[Figure dataset records]
--*--
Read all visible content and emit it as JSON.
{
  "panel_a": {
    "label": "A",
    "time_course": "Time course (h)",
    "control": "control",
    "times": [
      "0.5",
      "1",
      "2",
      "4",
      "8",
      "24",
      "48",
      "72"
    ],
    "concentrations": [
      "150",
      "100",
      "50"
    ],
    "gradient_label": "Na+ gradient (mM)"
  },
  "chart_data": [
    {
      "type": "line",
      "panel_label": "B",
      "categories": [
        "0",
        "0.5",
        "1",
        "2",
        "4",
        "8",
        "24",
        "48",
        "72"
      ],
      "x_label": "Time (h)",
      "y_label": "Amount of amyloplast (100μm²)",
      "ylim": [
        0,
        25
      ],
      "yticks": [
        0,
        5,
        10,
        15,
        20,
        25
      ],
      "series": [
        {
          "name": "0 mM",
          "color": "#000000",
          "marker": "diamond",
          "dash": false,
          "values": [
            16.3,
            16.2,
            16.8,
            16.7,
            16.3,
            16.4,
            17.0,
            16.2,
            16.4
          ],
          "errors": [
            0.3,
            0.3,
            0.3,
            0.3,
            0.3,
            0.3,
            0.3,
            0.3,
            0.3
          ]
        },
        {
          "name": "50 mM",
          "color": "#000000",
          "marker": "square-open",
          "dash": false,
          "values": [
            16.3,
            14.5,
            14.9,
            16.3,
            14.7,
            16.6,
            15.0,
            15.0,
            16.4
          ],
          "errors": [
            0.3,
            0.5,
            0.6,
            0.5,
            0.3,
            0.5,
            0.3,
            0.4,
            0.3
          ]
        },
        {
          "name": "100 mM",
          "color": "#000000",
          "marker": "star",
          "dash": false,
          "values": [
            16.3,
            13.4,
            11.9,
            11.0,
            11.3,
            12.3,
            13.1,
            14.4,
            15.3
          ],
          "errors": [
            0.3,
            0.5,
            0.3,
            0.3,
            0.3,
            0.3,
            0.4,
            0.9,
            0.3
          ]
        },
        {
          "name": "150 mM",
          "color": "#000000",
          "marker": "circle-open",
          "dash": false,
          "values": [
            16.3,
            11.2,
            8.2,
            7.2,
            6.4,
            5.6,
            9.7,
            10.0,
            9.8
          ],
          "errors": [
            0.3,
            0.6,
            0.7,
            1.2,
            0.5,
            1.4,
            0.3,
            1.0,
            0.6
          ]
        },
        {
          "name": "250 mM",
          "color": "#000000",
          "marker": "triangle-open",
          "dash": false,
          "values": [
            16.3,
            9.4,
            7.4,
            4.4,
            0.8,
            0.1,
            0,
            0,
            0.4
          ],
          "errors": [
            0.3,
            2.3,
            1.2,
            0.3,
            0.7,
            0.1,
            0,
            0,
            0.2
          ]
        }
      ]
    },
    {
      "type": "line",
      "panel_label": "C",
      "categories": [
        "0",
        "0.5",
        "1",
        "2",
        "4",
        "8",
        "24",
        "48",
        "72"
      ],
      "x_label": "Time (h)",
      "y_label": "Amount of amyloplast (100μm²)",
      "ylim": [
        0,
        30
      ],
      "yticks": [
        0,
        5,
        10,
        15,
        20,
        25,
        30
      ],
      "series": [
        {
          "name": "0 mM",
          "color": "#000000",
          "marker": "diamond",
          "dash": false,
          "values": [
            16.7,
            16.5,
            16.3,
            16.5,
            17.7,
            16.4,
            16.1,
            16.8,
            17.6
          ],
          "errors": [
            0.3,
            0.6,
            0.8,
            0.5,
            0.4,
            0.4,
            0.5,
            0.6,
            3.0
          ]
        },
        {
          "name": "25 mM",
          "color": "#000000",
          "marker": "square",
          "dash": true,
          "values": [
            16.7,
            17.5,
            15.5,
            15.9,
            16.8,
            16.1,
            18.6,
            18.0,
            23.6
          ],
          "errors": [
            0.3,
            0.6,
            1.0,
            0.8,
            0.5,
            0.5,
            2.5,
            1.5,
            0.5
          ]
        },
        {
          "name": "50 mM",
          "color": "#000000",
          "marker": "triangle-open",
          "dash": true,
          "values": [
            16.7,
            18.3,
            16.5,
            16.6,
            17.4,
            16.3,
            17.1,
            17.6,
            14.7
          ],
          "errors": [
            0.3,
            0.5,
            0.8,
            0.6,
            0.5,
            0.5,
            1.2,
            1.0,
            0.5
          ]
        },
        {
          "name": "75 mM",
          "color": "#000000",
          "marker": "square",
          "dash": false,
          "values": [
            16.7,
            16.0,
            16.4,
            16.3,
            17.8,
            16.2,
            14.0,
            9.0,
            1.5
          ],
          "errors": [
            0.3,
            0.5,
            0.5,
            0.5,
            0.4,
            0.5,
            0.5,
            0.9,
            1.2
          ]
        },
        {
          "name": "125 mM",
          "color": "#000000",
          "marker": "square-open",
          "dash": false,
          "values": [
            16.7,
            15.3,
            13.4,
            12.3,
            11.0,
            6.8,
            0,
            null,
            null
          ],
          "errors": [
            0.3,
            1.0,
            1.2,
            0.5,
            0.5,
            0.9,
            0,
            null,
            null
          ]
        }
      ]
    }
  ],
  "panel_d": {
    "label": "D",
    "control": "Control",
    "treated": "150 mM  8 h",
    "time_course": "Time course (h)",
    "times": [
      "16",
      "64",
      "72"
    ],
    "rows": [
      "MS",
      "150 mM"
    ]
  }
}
--*--
■ Set exercise ■
Repeat the records above exactly, leaving none out.

■ Written answer ■
Read all visible content and emit it as JSON.
{
  "panel_a": {
    "label": "A",
    "time_course": "Time course (h)",
    "control": "control",
    "times": [
      "0.5",
      "1",
      "2",
      "4",
      "8",
      "24",
      "48",
      "72"
    ],
    "concentrations": [
      "150",
      "100",
      "50"
    ],
    "gradient_label": "Na+ gradient (mM)"
  },
  "chart_data": [
    {
      "type": "line",
      "panel_label": "B",
      "categories": [
        "0",
        "0.5",
        "1",
        "2",
        "4",
        "8",
        "24",
        "48",
        "72"
      ],
      "x_label": "Time (h)",
      "y_label": "Amount of amyloplast (100μm²)",
      "ylim": [
        0,
        25
      ],
      "yticks": [
        0,
        5,
        10,
        15,
        20,
        25
      ],
      "series": [
        {
          "name": "0 mM",
          "color": "#000000",
          "marker": "diamond",
          "dash": false,
          "values": [
            16.3,
            16.2,
            16.8,
            16.7,
            16.3,
            16.4,
            17.0,
            16.2,
            16.4
          ],
          "errors": [
            0.3,
            0.3,
            0.3,
            0.3,
            0.3,
            0.3,
            0.3,
            0.3,
            0.3
          ]
        },
        {
          "name": "50 mM",
          "color": "#000000",
          "marker": "square-open",
          "dash": false,
          "values": [
            16.3,
            14.5,
            14.9,
            16.3,
            14.7,
            16.6,
            15.0,
            15.0,
            16.4
          ],
          "errors": [
            0.3,
            0.5,
            0.6,
            0.5,
            0.3,
            0.5,
            0.3,
            0.4,
            0.3
          ]
        },
        {
          "name": "100 mM",
          "color": "#000000",
          "marker": "star",
          "dash": false,
          "values": [
            16.3,
            13.4,
            11.9,
            11.0,
            11.3,
            12.3,
            13.1,
            14.4,
            15.3
          ],
          "errors": [
            0.3,
            0.5,
            0.3,
            0.3,
            0.3,
            0.3,
            0.4,
            0.9,
            0.3
          ]
        },
        {
          "name": "150 mM",
          "color": "#000000",
          "marker": "circle-open",
          "dash": false,
          "values": [
            16.3,
            11.2,
            8.2,
            7.2,
            6.4,
            5.6,
            9.7,
            10.0,
            9.8
          ],
          "errors": [
            0.3,
            0.6,
            0.7,
            1.2,
            0.5,
            1.4,
            0.3,
            1.0,
            0.6
          ]
        },
        {
          "name": "250 mM",
          "color": "#000000",
          "marker": "triangle-open",
          "dash": false,
          "values": [
            16.3,
            9.4,
            7.4,
            4.4,
            0.8,
            0.1,
            0,
            0,
            0.4
          ],
          "errors": [
            0.3,
            2.3,
            1.2,
            0.3,
            0.7,
            0.1,
            0,
            0,
            0.2
          ]
        }
      ]
    },
    {
      "type": "line",
      "panel_label": "C",
      "categories": [
        "0",
        "0.5",
        "1",
        "2",
        "4",
        "8",
        "24",
        "48",
        "72"
      ],
      "x_label": "Time (h)",
      "y_label": "Amount of amyloplast (100μm²)",
      "ylim": [
        0,
        30
      ],
      "yticks": [
        0,
        5,
        10,
        15,
        20,
        25,
        30
      ],
      "series": [
        {
          "name": "0 mM",
          "color": "#000000",
          "marker": "diamond",
          "dash": false,
          "values": [
            16.7,
            16.5,
            16.3,
            16.5,
            17.7,
            16.4,
            16.1,
            16.8,
            17.6
          ],
          "errors": [
            0.3,
            0.6,
            0.8,
            0.5,
            0.4,
            0.4,
            0.5,
            0.6,
            3.0
          ]
        },
        {
          "name": "25 mM",
          "color": "#000000",
          "marker": "square",
          "dash": true,
          "values": [
            16.7,
            17.5,
            15.5,
            15.9,
            16.8,
            16.1,
            18.6,
            18.0,
            23.6
          ],
          "errors": [
            0.3,
            0.6,
            1.0,
            0.8,
            0.5,
            0.5,
            2.5,
            1.5,
            0.5
          ]
        },
        {
          "name": "50 mM",
          "color": "#000000",
          "marker": "triangle-open",
          "dash": true,
          "values": [
            16.7,
            18.3,
            16.5,
            16.6,
            17.4,
            16.3,
            17.1,
            17.6,
            14.7
          ],
          "errors": [
            0.3,
            0.5,
            0.8,
            0.6,
            0.5,
            0.5,
            1.2,
            1.0,
            0.5
          ]
        },
        {
          "name": "75 mM",
          "color": "#000000",
          "marker": "square",
          "dash": false,
          "values": [
            16.7,
            16.0,
            16.4,
            16.3,
            17.8,
            16.2,
            14.0,
            9.0,
            1.5
          ],
          "errors": [
            0.3,
            0.5,
            0.5,
            0.5,
            0.4,
            0.5,
            0.5,
            0.9,
            1.2
          ]
        },
        {
          "name": "125 mM",
          "color": "#000000",
          "marker": "square-open",
          "dash": false,
          "values": [
            16.7,
            15.3,
            13.4,
            12.3,
            11.0,
            6.8,
            0,
            null,
            null
          ],
          "errors": [
            0.3,
            1.0,
            1.2,
            0.5,
            0.5,
            0.9,
            0,
            null,
            null
          ]
        }
      ]
    }
  ],
  "panel_d": {
    "label": "D",
    "control": "Control",
    "treated": "150 mM  8 h",
    "time_course": "Time course (h)",
    "times": [
      "16",
      "64",
      "72"
    ],
    "rows": [
      "MS",
      "150 mM"
    ]
  }
}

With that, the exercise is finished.